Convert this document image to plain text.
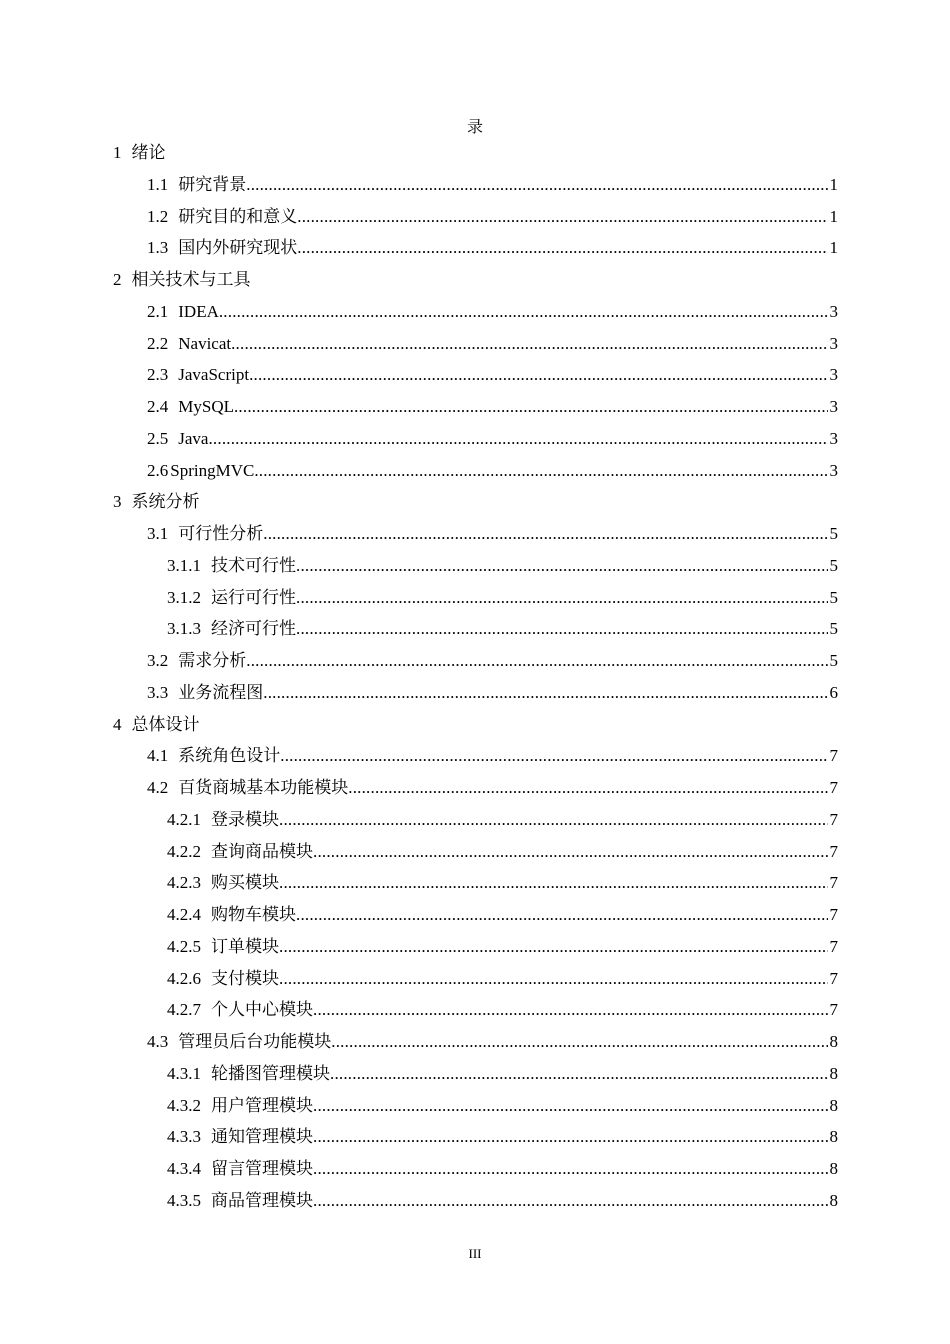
录
1 绪论
1.1 研究背景 .....	1
1.2 研究目的和意义 .....	1
1.3 国内外研究现状 .....	1
2 相关技术与工具
2.1 IDEA .....	3
2.2 Navicat .....	3
2.3 JavaScript .....	3
2.4 MySQL .....	3
2.5 Java .....	3
2.6 SpringMVC .....	3
3 系统分析
3.1 可行性分析 .....	5
3.1.1 技术可行性 .....	5
3.1.2 运行可行性 .....	5
3.1.3 经济可行性 .....	5
3.2 需求分析 .....	5
3.3 业务流程图 .....	6
4 总体设计
4.1 系统角色设计 .....	7
4.2 百货商城基本功能模块 .....	7
4.2.1 登录模块 .....	7
4.2.2 查询商品模块 .....	7
4.2.3 购买模块 .....	7
4.2.4 购物车模块 .....	7
4.2.5 订单模块 .....	7
4.2.6 支付模块 .....	7
4.2.7 个人中心模块 .....	7
4.3 管理员后台功能模块 .....	8
4.3.1 轮播图管理模块 .....	8
4.3.2 用户管理模块 .....	8
4.3.3 通知管理模块 .....	8
4.3.4 留言管理模块 .....	8
4.3.5 商品管理模块 .....	8
III
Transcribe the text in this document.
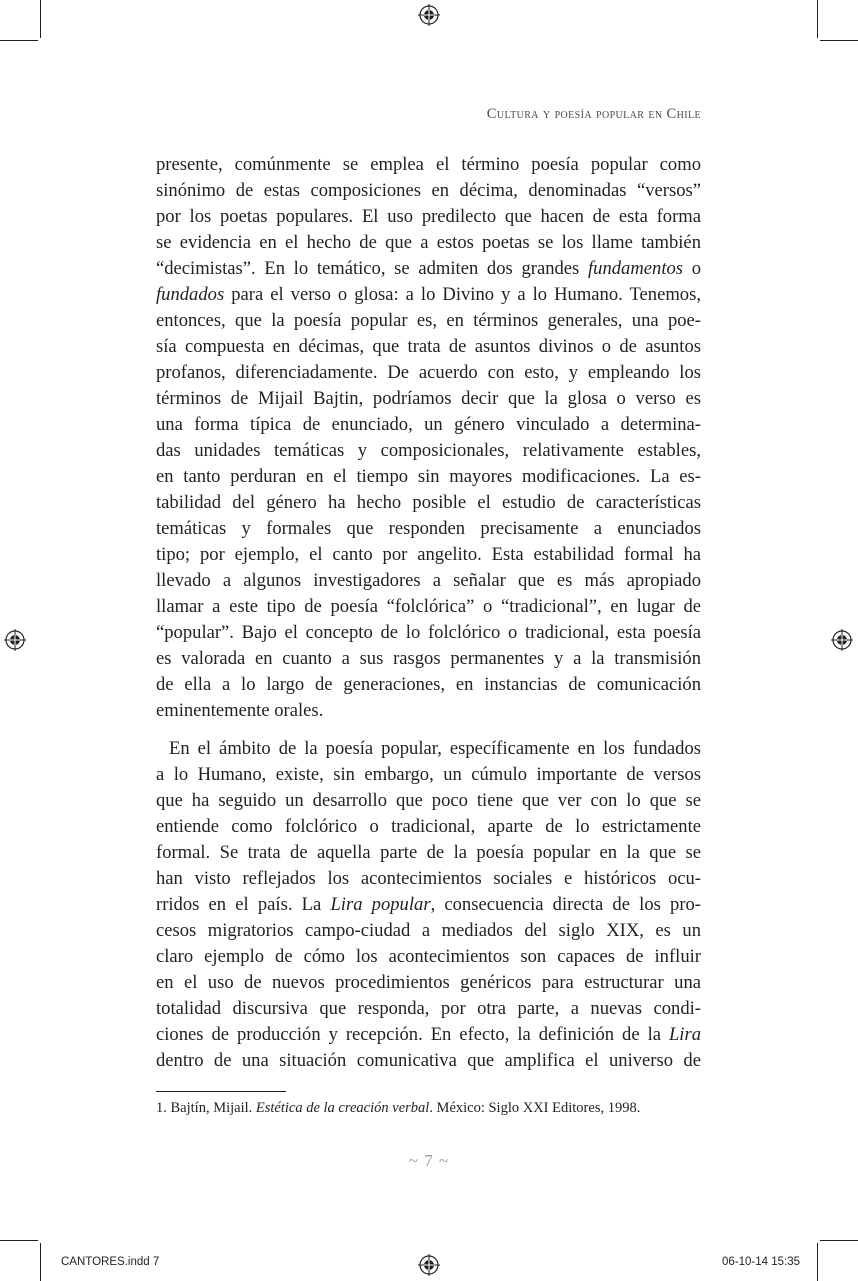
Cultura y poesía popular en Chile
presente, comúnmente se emplea el término poesía popular como
sinónimo de estas composiciones en décima, denominadas “versos”
por los poetas populares. El uso predilecto que hacen de esta forma
se evidencia en el hecho de que a estos poetas se los llame también
“decimistas”. En lo temático, se admiten dos grandes fundamentos o
fundados para el verso o glosa: a lo Divino y a lo Humano. Tenemos,
entonces, que la poesía popular es, en términos generales, una poe-
sía compuesta en décimas, que trata de asuntos divinos o de asuntos
profanos, diferenciadamente. De acuerdo con esto, y empleando los
términos de Mijail Bajtin, podríamos decir que la glosa o verso es
una forma típica de enunciado, un género vinculado a determina-
das unidades temáticas y composicionales, relativamente estables,
en tanto perduran en el tiempo sin mayores modificaciones. La es-
tabilidad del género ha hecho posible el estudio de características
temáticas y formales que responden precisamente a enunciados
tipo; por ejemplo, el canto por angelito. Esta estabilidad formal ha
llevado a algunos investigadores a señalar que es más apropiado
llamar a este tipo de poesía “folclórica” o “tradicional”, en lugar de
“popular”. Bajo el concepto de lo folclórico o tradicional, esta poesía
es valorada en cuanto a sus rasgos permanentes y a la transmisión
de ella a lo largo de generaciones, en instancias de comunicación
eminentemente orales.
En el ámbito de la poesía popular, específicamente en los fundados
a lo Humano, existe, sin embargo, un cúmulo importante de versos
que ha seguido un desarrollo que poco tiene que ver con lo que se
entiende como folclórico o tradicional, aparte de lo estrictamente
formal. Se trata de aquella parte de la poesía popular en la que se
han visto reflejados los acontecimientos sociales e históricos ocu-
rridos en el país. La Lira popular, consecuencia directa de los pro-
cesos migratorios campo-ciudad a mediados del siglo XIX, es un
claro ejemplo de cómo los acontecimientos son capaces de influir
en el uso de nuevos procedimientos genéricos para estructurar una
totalidad discursiva que responda, por otra parte, a nuevas condi-
ciones de producción y recepción. En efecto, la definición de la Lira
dentro de una situación comunicativa que amplifica el universo de
1. Bajtín, Mijail. Estética de la creación verbal. México: Siglo XXI Editores, 1998.
~ 7 ~
CANTORES.indd 7	06-10-14 15:35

* **Requirements**
Pictures in the records above should not be copied. Repeat everything else exactly.

* **Task solution**
Convert this document image to plain text.
录
1 绪论
1.1 研究背景 .....	1
1.2 研究目的和意义 .....	1
1.3 国内外研究现状 .....	1
2 相关技术与工具
2.1 IDEA .....	3
2.2 Navicat .....	3
2.3 JavaScript .....	3
2.4 MySQL .....	3
2.5 Java .....	3
2.6 SpringMVC .....	3
3 系统分析
3.1 可行性分析 .....	5
3.1.1 技术可行性 .....	5
3.1.2 运行可行性 .....	5
3.1.3 经济可行性 .....	5
3.2 需求分析 .....	5
3.3 业务流程图 .....	6
4 总体设计
4.1 系统角色设计 .....	7
4.2 百货商城基本功能模块 .....	7
4.2.1 登录模块 .....	7
4.2.2 查询商品模块 .....	7
4.2.3 购买模块 .....	7
4.2.4 购物车模块 .....	7
4.2.5 订单模块 .....	7
4.2.6 支付模块 .....	7
4.2.7 个人中心模块 .....	7
4.3 管理员后台功能模块 .....	8
4.3.1 轮播图管理模块 .....	8
4.3.2 用户管理模块 .....	8
4.3.3 通知管理模块 .....	8
4.3.4 留言管理模块 .....	8
4.3.5 商品管理模块 .....	8
III
Transcribe the text in this document.
Cultura y poesía popular en Chile
presente, comúnmente se emplea el término poesía popular como
sinónimo de estas composiciones en décima, denominadas “versos”
por los poetas populares. El uso predilecto que hacen de esta forma
se evidencia en el hecho de que a estos poetas se los llame también
“decimistas”. En lo temático, se admiten dos grandes fundamentos o
fundados para el verso o glosa: a lo Divino y a lo Humano. Tenemos,
entonces, que la poesía popular es, en términos generales, una poe-
sía compuesta en décimas, que trata de asuntos divinos o de asuntos
profanos, diferenciadamente. De acuerdo con esto, y empleando los
términos de Mijail Bajtin, podríamos decir que la glosa o verso es
una forma típica de enunciado, un género vinculado a determina-
das unidades temáticas y composicionales, relativamente estables,
en tanto perduran en el tiempo sin mayores modificaciones. La es-
tabilidad del género ha hecho posible el estudio de características
temáticas y formales que responden precisamente a enunciados
tipo; por ejemplo, el canto por angelito. Esta estabilidad formal ha
llevado a algunos investigadores a señalar que es más apropiado
llamar a este tipo de poesía “folclórica” o “tradicional”, en lugar de
“popular”. Bajo el concepto de lo folclórico o tradicional, esta poesía
es valorada en cuanto a sus rasgos permanentes y a la transmisión
de ella a lo largo de generaciones, en instancias de comunicación
eminentemente orales.
En el ámbito de la poesía popular, específicamente en los fundados
a lo Humano, existe, sin embargo, un cúmulo importante de versos
que ha seguido un desarrollo que poco tiene que ver con lo que se
entiende como folclórico o tradicional, aparte de lo estrictamente
formal. Se trata de aquella parte de la poesía popular en la que se
han visto reflejados los acontecimientos sociales e históricos ocu-
rridos en el país. La Lira popular, consecuencia directa de los pro-
cesos migratorios campo-ciudad a mediados del siglo XIX, es un
claro ejemplo de cómo los acontecimientos son capaces de influir
en el uso de nuevos procedimientos genéricos para estructurar una
totalidad discursiva que responda, por otra parte, a nuevas condi-
ciones de producción y recepción. En efecto, la definición de la Lira
dentro de una situación comunicativa que amplifica el universo de
1. Bajtín, Mijail. Estética de la creación verbal. México: Siglo XXI Editores, 1998.
~ 7 ~
CANTORES.indd 7	06-10-14 15:35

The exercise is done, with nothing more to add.